## YOUR INSTRUCTIONS
Collect all lines from the records below that include the word "مسجلة".

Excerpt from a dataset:
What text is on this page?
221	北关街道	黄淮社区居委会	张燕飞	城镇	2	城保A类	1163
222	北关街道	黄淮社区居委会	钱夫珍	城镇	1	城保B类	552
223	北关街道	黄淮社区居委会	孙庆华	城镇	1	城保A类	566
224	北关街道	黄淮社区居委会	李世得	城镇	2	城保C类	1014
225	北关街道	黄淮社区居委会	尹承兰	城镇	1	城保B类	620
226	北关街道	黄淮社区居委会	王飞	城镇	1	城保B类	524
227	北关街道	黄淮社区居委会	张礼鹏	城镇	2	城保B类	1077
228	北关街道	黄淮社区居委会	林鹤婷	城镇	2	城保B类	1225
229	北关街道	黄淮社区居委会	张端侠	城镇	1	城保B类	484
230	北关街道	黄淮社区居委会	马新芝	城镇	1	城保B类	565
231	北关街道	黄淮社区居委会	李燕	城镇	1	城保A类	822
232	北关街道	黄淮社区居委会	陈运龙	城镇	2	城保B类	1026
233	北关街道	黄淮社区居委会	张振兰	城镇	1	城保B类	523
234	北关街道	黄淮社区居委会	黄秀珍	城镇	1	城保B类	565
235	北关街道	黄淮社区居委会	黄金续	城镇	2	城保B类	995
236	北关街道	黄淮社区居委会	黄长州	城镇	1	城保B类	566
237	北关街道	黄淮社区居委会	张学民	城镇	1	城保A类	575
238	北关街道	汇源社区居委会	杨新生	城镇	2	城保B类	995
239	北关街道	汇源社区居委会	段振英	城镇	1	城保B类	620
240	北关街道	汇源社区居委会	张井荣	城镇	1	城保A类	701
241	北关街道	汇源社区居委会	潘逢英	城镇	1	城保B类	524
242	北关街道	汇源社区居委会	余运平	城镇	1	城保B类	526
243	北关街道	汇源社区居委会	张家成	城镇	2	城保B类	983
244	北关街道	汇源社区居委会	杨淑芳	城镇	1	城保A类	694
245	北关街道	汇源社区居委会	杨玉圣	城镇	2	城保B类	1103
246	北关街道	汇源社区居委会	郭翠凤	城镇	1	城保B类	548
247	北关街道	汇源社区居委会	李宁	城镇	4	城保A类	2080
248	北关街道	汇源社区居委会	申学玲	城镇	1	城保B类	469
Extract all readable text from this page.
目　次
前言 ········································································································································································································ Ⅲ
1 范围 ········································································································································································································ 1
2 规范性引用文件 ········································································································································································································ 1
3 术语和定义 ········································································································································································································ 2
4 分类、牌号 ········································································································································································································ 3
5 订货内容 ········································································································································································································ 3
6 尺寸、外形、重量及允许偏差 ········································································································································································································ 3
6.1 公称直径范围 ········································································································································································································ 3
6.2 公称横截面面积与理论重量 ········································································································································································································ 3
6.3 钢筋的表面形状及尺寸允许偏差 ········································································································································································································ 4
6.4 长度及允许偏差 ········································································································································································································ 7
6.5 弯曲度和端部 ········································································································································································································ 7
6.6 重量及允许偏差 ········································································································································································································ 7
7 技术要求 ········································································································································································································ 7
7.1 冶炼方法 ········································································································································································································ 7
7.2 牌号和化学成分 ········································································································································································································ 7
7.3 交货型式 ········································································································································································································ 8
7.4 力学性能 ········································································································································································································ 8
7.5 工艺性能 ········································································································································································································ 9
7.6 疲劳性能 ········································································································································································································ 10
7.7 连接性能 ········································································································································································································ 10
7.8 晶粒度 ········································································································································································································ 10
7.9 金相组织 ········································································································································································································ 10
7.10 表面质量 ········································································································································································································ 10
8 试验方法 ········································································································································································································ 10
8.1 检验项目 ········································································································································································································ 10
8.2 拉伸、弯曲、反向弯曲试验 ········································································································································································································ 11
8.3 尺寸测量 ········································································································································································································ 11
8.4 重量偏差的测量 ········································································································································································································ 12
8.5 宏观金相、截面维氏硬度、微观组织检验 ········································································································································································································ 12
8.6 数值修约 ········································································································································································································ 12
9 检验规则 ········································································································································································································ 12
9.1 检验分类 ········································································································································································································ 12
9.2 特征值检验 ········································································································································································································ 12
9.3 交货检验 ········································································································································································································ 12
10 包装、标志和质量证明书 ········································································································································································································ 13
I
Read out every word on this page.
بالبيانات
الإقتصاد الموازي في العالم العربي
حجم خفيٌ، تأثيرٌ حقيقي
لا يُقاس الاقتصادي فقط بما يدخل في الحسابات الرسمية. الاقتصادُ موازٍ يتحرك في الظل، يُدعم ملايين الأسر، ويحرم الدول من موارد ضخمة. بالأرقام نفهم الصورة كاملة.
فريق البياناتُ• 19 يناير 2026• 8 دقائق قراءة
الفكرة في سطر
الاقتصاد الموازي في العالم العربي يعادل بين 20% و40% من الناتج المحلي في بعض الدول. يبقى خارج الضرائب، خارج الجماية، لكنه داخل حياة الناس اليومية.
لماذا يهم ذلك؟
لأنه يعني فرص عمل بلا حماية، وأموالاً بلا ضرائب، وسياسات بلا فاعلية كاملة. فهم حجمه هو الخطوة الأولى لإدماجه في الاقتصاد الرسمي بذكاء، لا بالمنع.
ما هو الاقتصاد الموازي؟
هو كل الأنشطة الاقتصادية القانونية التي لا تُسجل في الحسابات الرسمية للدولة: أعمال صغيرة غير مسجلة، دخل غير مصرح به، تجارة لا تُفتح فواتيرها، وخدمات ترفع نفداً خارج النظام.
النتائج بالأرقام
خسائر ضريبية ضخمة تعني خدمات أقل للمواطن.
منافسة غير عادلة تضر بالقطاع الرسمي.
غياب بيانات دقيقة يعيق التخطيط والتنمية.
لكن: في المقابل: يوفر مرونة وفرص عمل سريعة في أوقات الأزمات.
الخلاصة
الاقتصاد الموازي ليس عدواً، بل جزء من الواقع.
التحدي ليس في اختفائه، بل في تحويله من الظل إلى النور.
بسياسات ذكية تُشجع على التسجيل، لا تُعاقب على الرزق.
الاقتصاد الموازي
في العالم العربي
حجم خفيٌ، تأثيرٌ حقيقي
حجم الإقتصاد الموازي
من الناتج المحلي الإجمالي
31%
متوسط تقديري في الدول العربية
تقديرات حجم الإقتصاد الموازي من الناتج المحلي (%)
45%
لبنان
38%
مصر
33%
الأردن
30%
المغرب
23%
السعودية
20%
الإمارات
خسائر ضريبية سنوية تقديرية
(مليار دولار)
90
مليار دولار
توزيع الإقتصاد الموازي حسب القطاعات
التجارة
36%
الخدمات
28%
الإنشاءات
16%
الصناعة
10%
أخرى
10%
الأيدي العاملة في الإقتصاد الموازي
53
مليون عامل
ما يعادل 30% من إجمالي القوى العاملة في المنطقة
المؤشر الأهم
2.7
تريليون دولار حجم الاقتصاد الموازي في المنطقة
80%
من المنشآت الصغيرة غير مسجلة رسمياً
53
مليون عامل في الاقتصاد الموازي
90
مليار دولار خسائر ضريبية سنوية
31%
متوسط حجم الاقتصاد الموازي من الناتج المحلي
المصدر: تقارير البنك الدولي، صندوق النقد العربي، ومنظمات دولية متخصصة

## COMPLETED EXERCISE
هو كل الأنشطة الاقتصادية القانونية التي لا تُسجل في الحسابات الرسمية للدولة: أعمال صغيرة غير مسجلة، دخل غير مصرح به، تجارة لا تُفتح فواتيرها، وخدمات ترفع نفداً خارج النظام.
من المنشآت الصغيرة غير مسجلة رسمياً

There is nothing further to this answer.